RECORDS FOR PROCESSING:

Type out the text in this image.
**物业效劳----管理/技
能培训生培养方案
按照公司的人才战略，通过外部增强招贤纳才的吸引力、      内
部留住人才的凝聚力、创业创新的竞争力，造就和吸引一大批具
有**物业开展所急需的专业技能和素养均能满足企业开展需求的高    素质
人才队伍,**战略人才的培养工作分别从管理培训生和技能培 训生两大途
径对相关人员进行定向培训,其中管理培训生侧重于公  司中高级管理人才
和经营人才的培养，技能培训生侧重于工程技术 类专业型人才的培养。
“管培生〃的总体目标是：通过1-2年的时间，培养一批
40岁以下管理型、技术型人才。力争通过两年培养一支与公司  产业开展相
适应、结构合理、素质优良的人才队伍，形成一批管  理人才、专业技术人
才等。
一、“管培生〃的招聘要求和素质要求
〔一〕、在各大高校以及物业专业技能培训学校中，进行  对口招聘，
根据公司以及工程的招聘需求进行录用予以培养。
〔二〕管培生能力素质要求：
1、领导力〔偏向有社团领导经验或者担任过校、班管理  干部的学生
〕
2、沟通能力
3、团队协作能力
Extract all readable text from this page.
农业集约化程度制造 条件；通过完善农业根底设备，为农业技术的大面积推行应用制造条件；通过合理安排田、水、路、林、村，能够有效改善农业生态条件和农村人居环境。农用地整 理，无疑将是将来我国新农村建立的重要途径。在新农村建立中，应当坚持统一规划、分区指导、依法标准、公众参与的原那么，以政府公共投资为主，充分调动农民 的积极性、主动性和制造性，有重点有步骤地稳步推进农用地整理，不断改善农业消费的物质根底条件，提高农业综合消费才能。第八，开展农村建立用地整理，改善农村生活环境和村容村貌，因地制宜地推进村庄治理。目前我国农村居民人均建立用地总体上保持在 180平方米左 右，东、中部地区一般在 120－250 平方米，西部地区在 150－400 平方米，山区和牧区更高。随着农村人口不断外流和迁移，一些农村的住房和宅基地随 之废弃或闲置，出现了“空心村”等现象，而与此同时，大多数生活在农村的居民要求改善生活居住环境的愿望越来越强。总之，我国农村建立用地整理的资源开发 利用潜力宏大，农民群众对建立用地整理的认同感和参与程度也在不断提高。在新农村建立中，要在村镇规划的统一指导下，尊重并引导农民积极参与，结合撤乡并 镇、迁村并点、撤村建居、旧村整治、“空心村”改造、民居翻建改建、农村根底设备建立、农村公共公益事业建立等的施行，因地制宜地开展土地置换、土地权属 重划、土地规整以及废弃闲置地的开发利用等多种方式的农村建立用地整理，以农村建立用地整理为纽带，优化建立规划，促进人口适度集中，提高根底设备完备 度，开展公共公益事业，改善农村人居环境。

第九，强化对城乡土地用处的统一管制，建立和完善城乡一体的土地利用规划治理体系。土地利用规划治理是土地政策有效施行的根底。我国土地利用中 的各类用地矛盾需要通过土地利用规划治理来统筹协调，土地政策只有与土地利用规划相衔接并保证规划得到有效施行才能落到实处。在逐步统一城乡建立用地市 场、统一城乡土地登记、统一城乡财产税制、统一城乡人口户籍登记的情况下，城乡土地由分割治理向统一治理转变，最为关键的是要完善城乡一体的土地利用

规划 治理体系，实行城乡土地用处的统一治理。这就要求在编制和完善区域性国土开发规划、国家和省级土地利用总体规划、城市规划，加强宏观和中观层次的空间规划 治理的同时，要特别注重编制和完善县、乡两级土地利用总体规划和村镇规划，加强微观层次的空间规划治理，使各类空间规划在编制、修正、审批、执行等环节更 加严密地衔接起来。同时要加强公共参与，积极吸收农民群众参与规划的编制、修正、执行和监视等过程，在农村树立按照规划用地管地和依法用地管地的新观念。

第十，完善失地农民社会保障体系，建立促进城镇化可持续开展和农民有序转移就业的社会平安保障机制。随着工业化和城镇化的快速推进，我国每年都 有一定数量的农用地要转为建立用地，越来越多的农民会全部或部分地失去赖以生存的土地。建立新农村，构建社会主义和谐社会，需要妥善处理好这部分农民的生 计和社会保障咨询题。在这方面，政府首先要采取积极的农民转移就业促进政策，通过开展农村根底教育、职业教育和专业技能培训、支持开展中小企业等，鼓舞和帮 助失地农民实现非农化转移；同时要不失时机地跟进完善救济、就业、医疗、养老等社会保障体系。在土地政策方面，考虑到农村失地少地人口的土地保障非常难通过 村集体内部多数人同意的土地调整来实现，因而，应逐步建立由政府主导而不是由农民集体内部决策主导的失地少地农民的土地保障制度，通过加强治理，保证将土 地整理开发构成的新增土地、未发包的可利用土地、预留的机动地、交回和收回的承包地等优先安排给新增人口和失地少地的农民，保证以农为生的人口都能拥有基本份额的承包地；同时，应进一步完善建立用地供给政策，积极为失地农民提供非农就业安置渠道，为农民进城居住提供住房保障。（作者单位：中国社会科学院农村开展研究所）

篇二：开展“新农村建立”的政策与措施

YOUR OBJECTIVE:
Above are some records. Count the lines among them with the word "this", and answer with the number only.

EXERCISE ANSWER:
2